GOAL OF THE EXERCISE: Spot each line in the records below where the word "label" occurs, then copy it.

Data items:
##########

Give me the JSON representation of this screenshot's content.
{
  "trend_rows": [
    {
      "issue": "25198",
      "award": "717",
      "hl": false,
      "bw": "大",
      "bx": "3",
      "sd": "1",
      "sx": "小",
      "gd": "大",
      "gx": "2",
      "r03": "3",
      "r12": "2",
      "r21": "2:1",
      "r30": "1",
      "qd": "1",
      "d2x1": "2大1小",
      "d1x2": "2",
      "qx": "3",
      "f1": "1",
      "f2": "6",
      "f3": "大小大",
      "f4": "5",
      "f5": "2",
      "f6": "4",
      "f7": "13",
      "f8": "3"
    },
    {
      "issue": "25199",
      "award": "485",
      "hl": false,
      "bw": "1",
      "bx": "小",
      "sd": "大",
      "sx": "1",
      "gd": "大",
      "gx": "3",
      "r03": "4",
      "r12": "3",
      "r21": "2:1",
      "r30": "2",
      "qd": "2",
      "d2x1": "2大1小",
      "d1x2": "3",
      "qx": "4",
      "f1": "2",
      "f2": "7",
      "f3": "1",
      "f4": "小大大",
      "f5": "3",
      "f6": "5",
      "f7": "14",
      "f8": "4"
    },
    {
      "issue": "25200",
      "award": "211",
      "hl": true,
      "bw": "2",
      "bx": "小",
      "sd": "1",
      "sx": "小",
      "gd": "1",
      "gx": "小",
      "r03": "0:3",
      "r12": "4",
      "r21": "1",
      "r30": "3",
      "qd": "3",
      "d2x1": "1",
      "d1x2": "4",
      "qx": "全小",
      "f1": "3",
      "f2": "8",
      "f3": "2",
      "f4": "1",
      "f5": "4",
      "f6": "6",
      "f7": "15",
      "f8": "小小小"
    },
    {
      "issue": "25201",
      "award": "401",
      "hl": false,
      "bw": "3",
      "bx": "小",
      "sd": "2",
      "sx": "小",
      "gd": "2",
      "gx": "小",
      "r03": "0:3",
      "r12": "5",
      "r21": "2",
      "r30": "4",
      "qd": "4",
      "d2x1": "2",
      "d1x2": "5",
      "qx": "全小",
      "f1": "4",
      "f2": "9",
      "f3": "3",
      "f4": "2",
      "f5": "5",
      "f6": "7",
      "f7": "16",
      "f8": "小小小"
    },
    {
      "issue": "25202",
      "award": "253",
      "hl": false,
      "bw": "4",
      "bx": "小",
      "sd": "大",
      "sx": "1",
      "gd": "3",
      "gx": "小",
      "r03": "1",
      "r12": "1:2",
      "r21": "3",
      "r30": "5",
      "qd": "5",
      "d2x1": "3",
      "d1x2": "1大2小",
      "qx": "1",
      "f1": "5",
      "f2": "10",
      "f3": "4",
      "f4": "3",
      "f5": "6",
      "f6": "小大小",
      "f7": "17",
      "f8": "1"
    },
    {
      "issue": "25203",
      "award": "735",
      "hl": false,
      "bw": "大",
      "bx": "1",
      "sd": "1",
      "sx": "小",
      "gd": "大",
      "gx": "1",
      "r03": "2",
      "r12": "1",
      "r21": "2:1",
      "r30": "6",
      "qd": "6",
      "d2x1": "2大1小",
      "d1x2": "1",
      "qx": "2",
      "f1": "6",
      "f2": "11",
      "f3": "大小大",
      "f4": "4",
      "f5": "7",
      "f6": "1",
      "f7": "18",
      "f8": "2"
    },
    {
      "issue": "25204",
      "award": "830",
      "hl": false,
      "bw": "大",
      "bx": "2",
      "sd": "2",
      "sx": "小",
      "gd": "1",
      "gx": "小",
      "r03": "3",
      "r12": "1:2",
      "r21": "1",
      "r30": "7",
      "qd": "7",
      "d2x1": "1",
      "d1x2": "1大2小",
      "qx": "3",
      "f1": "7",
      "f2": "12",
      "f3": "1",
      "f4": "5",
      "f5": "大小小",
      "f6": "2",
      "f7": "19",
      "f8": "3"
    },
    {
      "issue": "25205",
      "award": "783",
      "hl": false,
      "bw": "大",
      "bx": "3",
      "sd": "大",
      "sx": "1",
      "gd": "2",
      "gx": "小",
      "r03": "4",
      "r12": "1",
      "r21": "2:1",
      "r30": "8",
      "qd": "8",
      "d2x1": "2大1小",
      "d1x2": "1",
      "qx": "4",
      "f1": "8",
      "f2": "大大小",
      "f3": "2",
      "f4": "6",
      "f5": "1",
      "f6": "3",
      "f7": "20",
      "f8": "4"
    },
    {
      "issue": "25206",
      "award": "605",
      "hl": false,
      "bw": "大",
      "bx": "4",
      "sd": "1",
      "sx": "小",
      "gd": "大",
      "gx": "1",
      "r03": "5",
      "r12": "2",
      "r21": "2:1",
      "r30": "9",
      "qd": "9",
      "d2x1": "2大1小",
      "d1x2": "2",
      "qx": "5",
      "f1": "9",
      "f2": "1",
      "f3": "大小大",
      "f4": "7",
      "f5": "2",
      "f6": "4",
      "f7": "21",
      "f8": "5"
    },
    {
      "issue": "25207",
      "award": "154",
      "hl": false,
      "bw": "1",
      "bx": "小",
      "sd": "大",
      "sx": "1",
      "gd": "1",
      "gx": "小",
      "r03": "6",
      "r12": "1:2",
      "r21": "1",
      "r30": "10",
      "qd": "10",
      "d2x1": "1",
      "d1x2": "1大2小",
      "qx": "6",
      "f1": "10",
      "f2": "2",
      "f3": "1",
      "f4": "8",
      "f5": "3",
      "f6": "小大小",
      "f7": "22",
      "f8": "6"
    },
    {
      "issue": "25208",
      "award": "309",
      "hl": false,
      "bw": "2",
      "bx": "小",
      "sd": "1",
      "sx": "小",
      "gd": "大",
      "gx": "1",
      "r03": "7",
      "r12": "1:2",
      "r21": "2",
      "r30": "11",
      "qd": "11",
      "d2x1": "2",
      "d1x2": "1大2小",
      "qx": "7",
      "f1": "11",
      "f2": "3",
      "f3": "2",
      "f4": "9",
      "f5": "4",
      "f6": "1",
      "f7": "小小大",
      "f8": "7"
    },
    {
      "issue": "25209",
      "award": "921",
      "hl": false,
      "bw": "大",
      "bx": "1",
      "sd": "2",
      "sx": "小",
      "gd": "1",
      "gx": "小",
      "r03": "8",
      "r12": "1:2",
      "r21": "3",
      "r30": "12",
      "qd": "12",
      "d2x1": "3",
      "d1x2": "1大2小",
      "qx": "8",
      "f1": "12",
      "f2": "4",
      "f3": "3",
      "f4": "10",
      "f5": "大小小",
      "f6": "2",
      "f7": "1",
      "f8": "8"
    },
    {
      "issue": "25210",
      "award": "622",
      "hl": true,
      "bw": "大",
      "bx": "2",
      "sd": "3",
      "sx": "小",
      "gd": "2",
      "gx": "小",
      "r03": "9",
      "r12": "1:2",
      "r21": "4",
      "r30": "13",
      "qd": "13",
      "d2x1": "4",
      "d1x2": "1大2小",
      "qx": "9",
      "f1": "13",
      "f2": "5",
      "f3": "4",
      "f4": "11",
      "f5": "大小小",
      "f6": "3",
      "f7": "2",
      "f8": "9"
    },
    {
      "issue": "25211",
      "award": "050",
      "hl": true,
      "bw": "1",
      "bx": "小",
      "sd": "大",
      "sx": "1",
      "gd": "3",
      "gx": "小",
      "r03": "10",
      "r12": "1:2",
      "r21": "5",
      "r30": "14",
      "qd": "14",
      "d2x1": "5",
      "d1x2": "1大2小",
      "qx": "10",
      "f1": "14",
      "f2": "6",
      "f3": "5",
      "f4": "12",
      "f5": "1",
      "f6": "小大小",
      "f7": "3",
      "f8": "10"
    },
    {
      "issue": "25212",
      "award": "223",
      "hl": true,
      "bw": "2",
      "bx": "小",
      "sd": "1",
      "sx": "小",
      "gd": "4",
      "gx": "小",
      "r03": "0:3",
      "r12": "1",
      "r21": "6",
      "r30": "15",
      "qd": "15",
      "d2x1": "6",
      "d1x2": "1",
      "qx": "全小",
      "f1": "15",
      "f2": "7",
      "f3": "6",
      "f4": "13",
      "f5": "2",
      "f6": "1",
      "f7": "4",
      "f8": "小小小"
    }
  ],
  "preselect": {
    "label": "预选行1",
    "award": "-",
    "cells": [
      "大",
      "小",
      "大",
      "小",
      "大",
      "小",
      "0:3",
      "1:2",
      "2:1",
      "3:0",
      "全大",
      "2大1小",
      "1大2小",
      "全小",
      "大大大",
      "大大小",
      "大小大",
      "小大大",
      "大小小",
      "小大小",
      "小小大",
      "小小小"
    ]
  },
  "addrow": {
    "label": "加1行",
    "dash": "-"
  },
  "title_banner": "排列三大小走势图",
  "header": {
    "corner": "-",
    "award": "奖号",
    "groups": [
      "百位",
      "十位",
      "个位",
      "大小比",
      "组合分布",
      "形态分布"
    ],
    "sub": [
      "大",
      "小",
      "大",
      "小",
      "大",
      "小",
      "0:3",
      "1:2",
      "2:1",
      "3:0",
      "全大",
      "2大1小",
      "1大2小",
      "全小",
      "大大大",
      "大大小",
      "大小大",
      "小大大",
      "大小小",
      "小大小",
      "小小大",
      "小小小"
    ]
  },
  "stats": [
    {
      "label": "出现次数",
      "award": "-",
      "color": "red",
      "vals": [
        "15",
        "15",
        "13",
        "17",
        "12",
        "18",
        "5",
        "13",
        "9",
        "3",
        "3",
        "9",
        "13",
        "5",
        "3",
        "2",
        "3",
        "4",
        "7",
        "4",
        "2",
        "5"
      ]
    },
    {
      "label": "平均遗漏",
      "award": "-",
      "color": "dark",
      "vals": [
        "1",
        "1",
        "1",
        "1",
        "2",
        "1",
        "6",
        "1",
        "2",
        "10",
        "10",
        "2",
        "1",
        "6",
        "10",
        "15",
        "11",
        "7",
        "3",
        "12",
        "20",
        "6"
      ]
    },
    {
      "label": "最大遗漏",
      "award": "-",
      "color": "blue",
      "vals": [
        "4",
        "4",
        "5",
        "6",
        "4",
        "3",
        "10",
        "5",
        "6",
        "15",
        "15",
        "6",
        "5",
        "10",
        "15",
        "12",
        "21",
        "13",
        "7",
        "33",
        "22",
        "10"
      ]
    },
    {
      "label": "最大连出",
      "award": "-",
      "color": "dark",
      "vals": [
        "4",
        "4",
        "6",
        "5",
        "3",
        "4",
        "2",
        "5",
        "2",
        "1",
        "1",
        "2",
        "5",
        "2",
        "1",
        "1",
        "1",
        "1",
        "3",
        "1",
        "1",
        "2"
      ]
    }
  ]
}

##########

ANSWER:
    "label": "预选行1",
    "label": "加1行",
      "label": "出现次数",
      "label": "平均遗漏",
      "label": "最大遗漏",
      "label": "最大连出",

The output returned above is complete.